◆ **Stated task**
Copy all of the material exactly. Pictures are not to appear in the copy.

Recorded data
- - -
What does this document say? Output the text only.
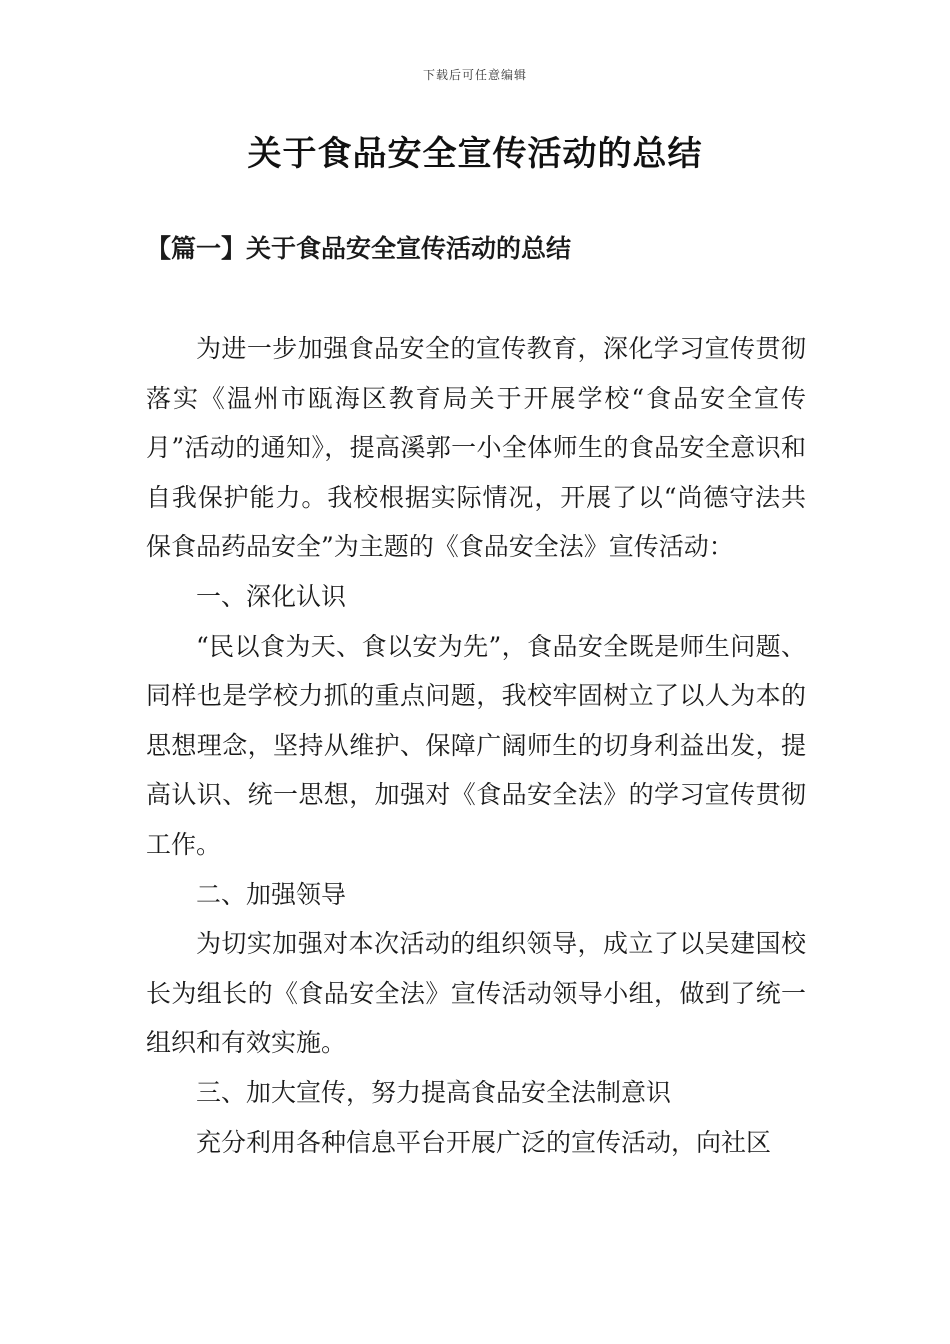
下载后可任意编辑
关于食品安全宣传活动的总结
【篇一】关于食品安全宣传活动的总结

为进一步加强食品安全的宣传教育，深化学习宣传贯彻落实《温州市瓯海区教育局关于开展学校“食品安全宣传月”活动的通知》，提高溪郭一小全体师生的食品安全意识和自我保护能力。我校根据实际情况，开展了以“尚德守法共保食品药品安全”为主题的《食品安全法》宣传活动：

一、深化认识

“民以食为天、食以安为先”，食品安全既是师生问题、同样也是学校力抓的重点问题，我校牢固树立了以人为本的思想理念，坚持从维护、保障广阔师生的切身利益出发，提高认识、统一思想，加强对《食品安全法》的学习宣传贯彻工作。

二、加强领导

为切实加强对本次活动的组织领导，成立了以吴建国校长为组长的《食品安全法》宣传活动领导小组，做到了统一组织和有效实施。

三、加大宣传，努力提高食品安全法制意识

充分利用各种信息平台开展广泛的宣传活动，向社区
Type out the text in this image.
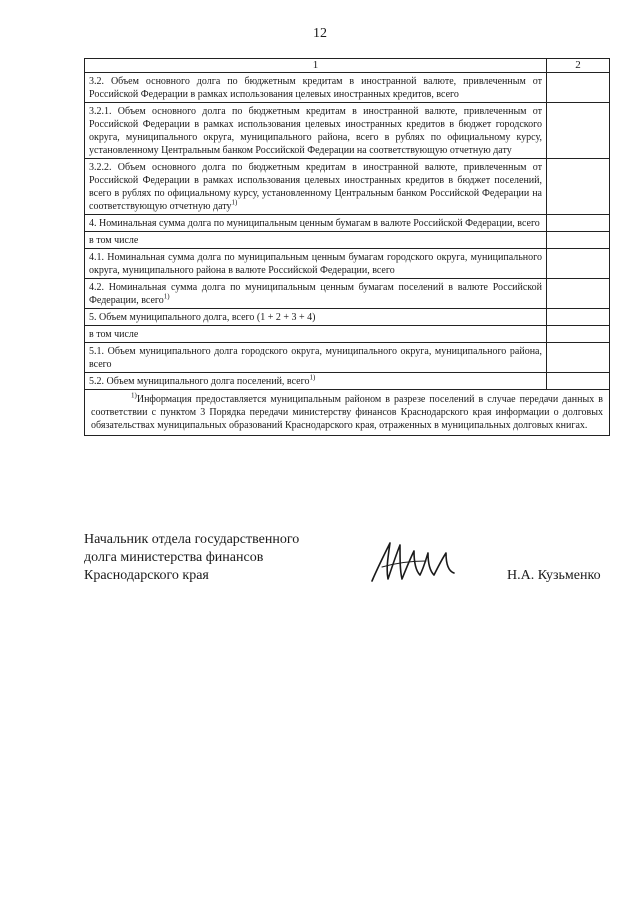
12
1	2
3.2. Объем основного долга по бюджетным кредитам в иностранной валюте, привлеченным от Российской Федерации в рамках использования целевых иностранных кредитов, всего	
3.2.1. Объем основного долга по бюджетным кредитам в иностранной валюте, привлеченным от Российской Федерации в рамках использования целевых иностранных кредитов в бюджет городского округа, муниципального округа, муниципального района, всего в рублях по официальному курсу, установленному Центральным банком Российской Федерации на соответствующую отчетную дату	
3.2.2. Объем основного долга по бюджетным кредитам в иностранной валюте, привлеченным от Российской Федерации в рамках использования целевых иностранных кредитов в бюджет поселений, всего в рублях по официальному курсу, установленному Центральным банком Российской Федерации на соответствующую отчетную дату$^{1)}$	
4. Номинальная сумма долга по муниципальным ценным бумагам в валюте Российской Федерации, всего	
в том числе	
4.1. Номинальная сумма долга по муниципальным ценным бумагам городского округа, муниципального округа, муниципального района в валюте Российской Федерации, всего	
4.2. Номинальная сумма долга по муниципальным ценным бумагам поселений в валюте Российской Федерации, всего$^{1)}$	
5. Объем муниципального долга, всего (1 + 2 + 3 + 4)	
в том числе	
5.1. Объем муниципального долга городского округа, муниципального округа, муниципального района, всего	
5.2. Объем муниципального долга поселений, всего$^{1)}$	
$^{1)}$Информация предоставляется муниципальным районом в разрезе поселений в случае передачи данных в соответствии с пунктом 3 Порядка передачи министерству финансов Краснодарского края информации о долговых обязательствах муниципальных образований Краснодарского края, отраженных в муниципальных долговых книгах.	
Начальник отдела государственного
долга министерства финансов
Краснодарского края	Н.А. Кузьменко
- - -
◆ **The answer**
What does this document say? Output the text only.
下载后可任意编辑
关于食品安全宣传活动的总结
【篇一】关于食品安全宣传活动的总结

为进一步加强食品安全的宣传教育，深化学习宣传贯彻落实《温州市瓯海区教育局关于开展学校“食品安全宣传月”活动的通知》，提高溪郭一小全体师生的食品安全意识和自我保护能力。我校根据实际情况，开展了以“尚德守法共保食品药品安全”为主题的《食品安全法》宣传活动：

一、深化认识

“民以食为天、食以安为先”，食品安全既是师生问题、同样也是学校力抓的重点问题，我校牢固树立了以人为本的思想理念，坚持从维护、保障广阔师生的切身利益出发，提高认识、统一思想，加强对《食品安全法》的学习宣传贯彻工作。

二、加强领导

为切实加强对本次活动的组织领导，成立了以吴建国校长为组长的《食品安全法》宣传活动领导小组，做到了统一组织和有效实施。

三、加大宣传，努力提高食品安全法制意识

充分利用各种信息平台开展广泛的宣传活动，向社区
Type out the text in this image.
12
1	2
3.2. Объем основного долга по бюджетным кредитам в иностранной валюте, привлеченным от Российской Федерации в рамках использования целевых иностранных кредитов, всего	
3.2.1. Объем основного долга по бюджетным кредитам в иностранной валюте, привлеченным от Российской Федерации в рамках использования целевых иностранных кредитов в бюджет городского округа, муниципального округа, муниципального района, всего в рублях по официальному курсу, установленному Центральным банком Российской Федерации на соответствующую отчетную дату	
3.2.2. Объем основного долга по бюджетным кредитам в иностранной валюте, привлеченным от Российской Федерации в рамках использования целевых иностранных кредитов в бюджет поселений, всего в рублях по официальному курсу, установленному Центральным банком Российской Федерации на соответствующую отчетную дату$^{1)}$	
4. Номинальная сумма долга по муниципальным ценным бумагам в валюте Российской Федерации, всего	
в том числе	
4.1. Номинальная сумма долга по муниципальным ценным бумагам городского округа, муниципального округа, муниципального района в валюте Российской Федерации, всего	
4.2. Номинальная сумма долга по муниципальным ценным бумагам поселений в валюте Российской Федерации, всего$^{1)}$	
5. Объем муниципального долга, всего (1 + 2 + 3 + 4)	
в том числе	
5.1. Объем муниципального долга городского округа, муниципального округа, муниципального района, всего	
5.2. Объем муниципального долга поселений, всего$^{1)}$	
$^{1)}$Информация предоставляется муниципальным районом в разрезе поселений в случае передачи данных в соответствии с пунктом 3 Порядка передачи министерству финансов Краснодарского края информации о долговых обязательствах муниципальных образований Краснодарского края, отраженных в муниципальных долговых книгах.	
Начальник отдела государственного
долга министерства финансов
Краснодарского края	Н.А. Кузьменко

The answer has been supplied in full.